** START OF Stored records **

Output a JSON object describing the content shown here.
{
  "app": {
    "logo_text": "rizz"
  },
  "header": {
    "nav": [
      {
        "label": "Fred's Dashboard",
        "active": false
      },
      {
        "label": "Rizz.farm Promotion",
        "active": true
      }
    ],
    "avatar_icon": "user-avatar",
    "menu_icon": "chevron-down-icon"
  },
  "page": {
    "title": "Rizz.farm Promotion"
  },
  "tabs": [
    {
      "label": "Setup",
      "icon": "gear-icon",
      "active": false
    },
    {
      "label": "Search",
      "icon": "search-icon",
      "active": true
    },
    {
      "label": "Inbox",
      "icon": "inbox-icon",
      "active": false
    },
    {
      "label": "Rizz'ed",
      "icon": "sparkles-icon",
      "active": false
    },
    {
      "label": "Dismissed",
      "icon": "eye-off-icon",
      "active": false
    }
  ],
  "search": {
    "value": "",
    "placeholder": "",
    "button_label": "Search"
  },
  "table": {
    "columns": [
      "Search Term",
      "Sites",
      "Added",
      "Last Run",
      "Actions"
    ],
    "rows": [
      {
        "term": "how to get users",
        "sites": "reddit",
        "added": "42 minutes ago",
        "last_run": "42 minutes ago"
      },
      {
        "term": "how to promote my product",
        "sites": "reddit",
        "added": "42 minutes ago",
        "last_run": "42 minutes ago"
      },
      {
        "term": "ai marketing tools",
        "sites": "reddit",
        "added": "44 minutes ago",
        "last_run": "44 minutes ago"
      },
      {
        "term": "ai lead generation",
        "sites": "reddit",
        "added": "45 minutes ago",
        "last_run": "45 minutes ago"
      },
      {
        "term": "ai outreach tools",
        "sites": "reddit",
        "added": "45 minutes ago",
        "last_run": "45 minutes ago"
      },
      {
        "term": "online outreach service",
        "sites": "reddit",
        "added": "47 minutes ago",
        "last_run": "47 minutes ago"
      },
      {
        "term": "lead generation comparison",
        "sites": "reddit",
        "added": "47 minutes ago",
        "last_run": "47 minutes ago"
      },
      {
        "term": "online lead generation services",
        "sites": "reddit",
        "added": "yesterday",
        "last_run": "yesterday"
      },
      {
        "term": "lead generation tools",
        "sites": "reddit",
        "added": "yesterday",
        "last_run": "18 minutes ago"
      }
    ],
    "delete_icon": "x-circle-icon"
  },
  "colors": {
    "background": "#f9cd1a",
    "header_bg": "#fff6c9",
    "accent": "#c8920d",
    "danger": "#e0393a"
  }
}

** END OF Stored records **

Your task is to reproduce all of the records exactly.

Output a JSON object describing the content shown here.
{
  "app": {
    "logo_text": "rizz"
  },
  "header": {
    "nav": [
      {
        "label": "Fred's Dashboard",
        "active": false
      },
      {
        "label": "Rizz.farm Promotion",
        "active": true
      }
    ],
    "avatar_icon": "user-avatar",
    "menu_icon": "chevron-down-icon"
  },
  "page": {
    "title": "Rizz.farm Promotion"
  },
  "tabs": [
    {
      "label": "Setup",
      "icon": "gear-icon",
      "active": false
    },
    {
      "label": "Search",
      "icon": "search-icon",
      "active": true
    },
    {
      "label": "Inbox",
      "icon": "inbox-icon",
      "active": false
    },
    {
      "label": "Rizz'ed",
      "icon": "sparkles-icon",
      "active": false
    },
    {
      "label": "Dismissed",
      "icon": "eye-off-icon",
      "active": false
    }
  ],
  "search": {
    "value": "",
    "placeholder": "",
    "button_label": "Search"
  },
  "table": {
    "columns": [
      "Search Term",
      "Sites",
      "Added",
      "Last Run",
      "Actions"
    ],
    "rows": [
      {
        "term": "how to get users",
        "sites": "reddit",
        "added": "42 minutes ago",
        "last_run": "42 minutes ago"
      },
      {
        "term": "how to promote my product",
        "sites": "reddit",
        "added": "42 minutes ago",
        "last_run": "42 minutes ago"
      },
      {
        "term": "ai marketing tools",
        "sites": "reddit",
        "added": "44 minutes ago",
        "last_run": "44 minutes ago"
      },
      {
        "term": "ai lead generation",
        "sites": "reddit",
        "added": "45 minutes ago",
        "last_run": "45 minutes ago"
      },
      {
        "term": "ai outreach tools",
        "sites": "reddit",
        "added": "45 minutes ago",
        "last_run": "45 minutes ago"
      },
      {
        "term": "online outreach service",
        "sites": "reddit",
        "added": "47 minutes ago",
        "last_run": "47 minutes ago"
      },
      {
        "term": "lead generation comparison",
        "sites": "reddit",
        "added": "47 minutes ago",
        "last_run": "47 minutes ago"
      },
      {
        "term": "online lead generation services",
        "sites": "reddit",
        "added": "yesterday",
        "last_run": "yesterday"
      },
      {
        "term": "lead generation tools",
        "sites": "reddit",
        "added": "yesterday",
        "last_run": "18 minutes ago"
      }
    ],
    "delete_icon": "x-circle-icon"
  },
  "colors": {
    "background": "#f9cd1a",
    "header_bg": "#fff6c9",
    "accent": "#c8920d",
    "danger": "#e0393a"
  }
}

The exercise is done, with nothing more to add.